### [Supplied entries]
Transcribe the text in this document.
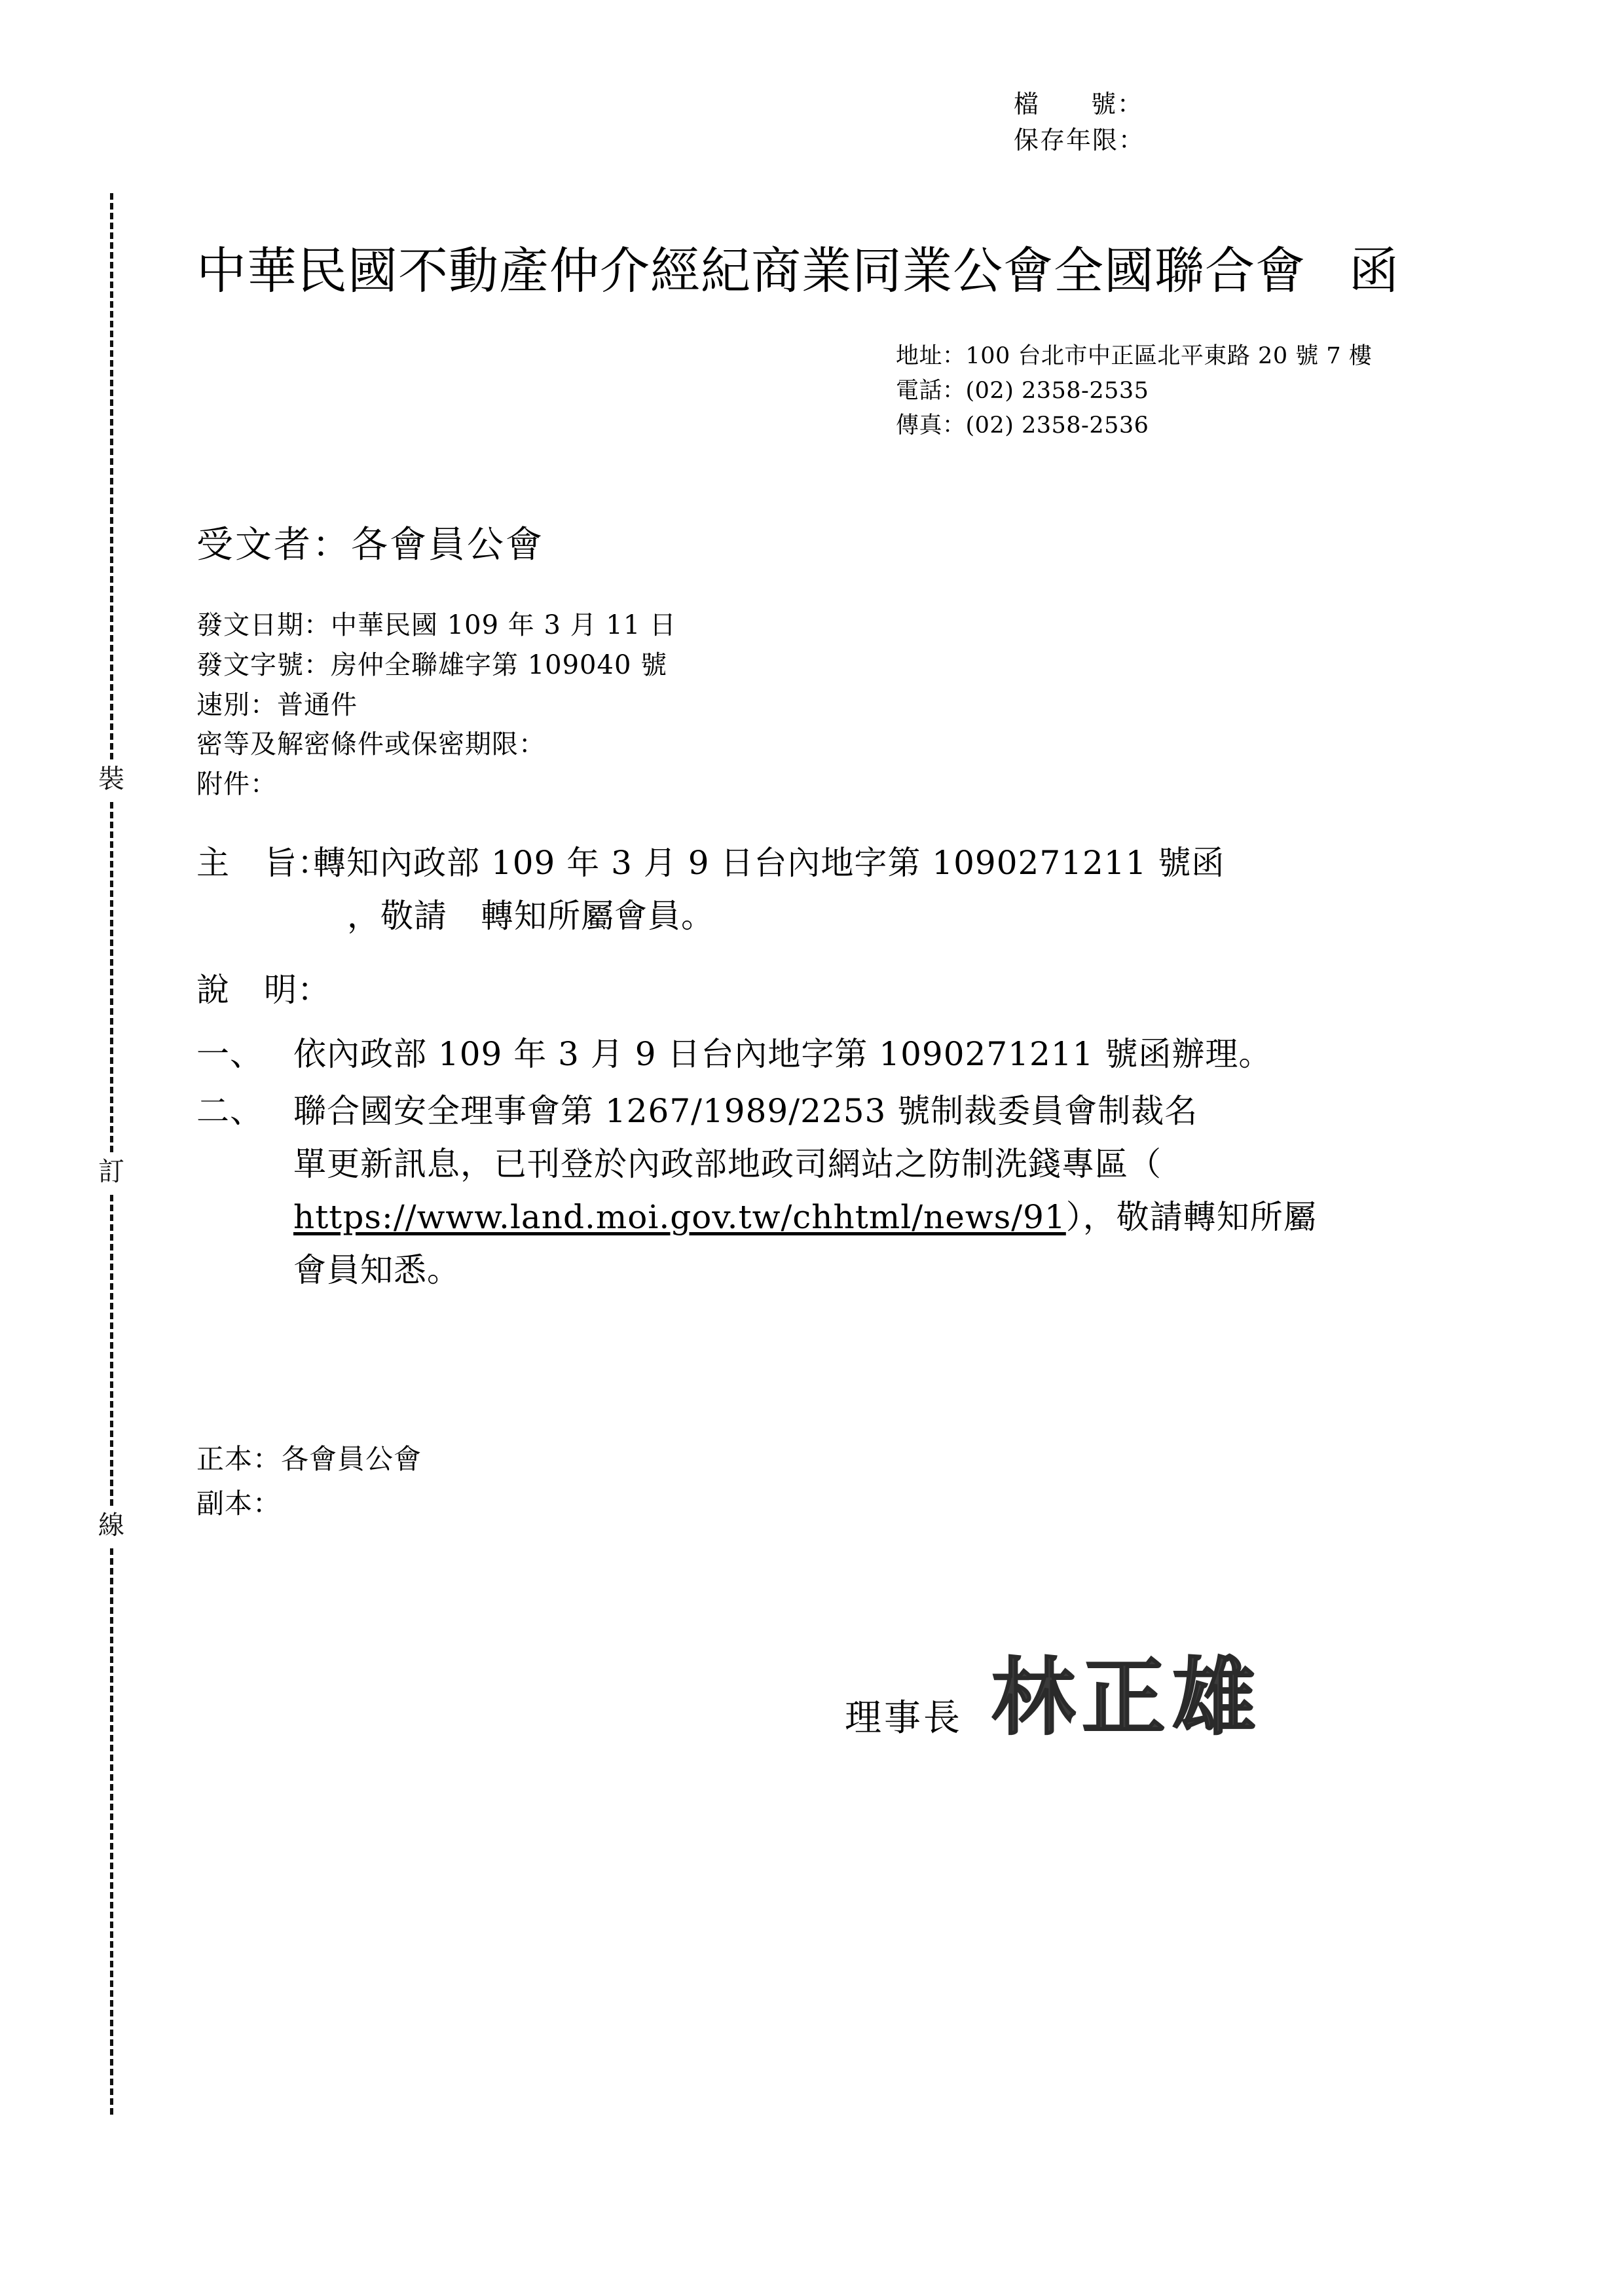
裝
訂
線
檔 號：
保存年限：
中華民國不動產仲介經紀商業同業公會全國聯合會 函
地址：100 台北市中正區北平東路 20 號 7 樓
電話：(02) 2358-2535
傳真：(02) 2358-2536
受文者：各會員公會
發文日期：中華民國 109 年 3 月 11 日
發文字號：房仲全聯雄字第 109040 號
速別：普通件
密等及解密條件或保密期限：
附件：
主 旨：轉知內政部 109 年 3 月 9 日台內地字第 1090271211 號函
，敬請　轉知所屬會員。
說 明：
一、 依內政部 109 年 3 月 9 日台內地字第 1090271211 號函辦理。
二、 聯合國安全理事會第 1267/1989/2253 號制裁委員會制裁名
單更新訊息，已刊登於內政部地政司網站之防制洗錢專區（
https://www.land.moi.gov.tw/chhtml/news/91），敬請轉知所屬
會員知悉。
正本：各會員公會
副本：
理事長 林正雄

### [Objective]
All the lines above are to be given again exactly as they read, with the pictures removed.

### [Expected answer]
Transcribe the text in this document.
裝
訂
線
檔 號：
保存年限：
中華民國不動產仲介經紀商業同業公會全國聯合會 函
地址：100 台北市中正區北平東路 20 號 7 樓
電話：(02) 2358-2535
傳真：(02) 2358-2536
受文者：各會員公會
發文日期：中華民國 109 年 3 月 11 日
發文字號：房仲全聯雄字第 109040 號
速別：普通件
密等及解密條件或保密期限：
附件：
主 旨：轉知內政部 109 年 3 月 9 日台內地字第 1090271211 號函
，敬請　轉知所屬會員。
說 明：
一、 依內政部 109 年 3 月 9 日台內地字第 1090271211 號函辦理。
二、 聯合國安全理事會第 1267/1989/2253 號制裁委員會制裁名
單更新訊息，已刊登於內政部地政司網站之防制洗錢專區（
https://www.land.moi.gov.tw/chhtml/news/91），敬請轉知所屬
會員知悉。
正本：各會員公會
副本：
理事長 林正雄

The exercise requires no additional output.